# [DO THIS]
Provide nothing beyond the count of lines that include the string "label".

# [MATERIAL]
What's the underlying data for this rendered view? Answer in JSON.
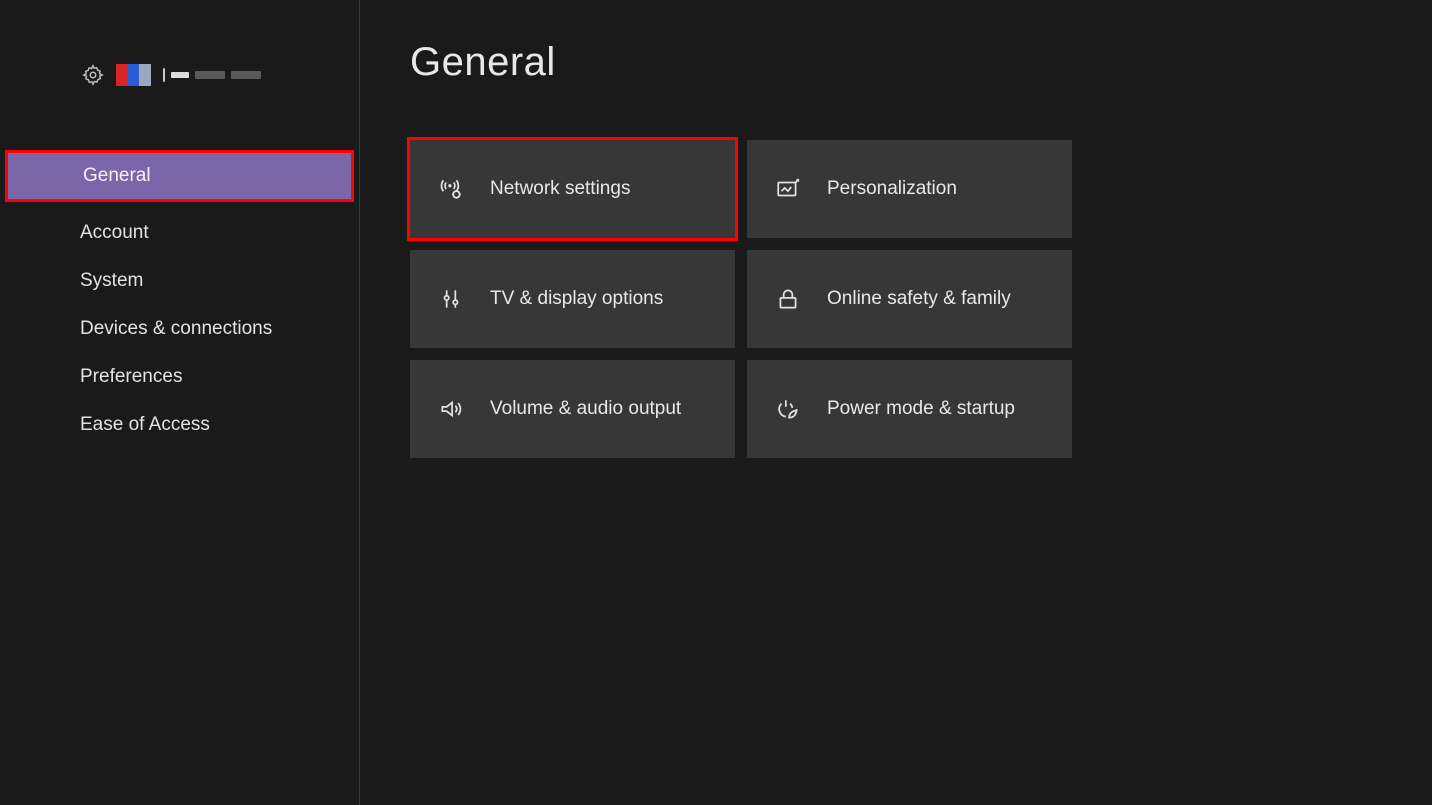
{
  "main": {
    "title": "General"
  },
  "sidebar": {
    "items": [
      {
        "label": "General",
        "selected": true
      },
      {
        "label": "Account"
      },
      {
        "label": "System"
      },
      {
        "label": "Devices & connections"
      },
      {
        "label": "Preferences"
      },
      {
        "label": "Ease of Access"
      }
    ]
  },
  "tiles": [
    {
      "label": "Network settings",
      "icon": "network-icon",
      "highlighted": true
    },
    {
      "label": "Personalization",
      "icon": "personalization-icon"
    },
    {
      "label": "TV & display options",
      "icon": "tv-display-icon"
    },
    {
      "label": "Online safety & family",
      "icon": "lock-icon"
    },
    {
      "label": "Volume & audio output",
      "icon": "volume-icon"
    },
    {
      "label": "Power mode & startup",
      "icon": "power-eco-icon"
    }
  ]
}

# [SOLUTION TO THE PROBLEM]
12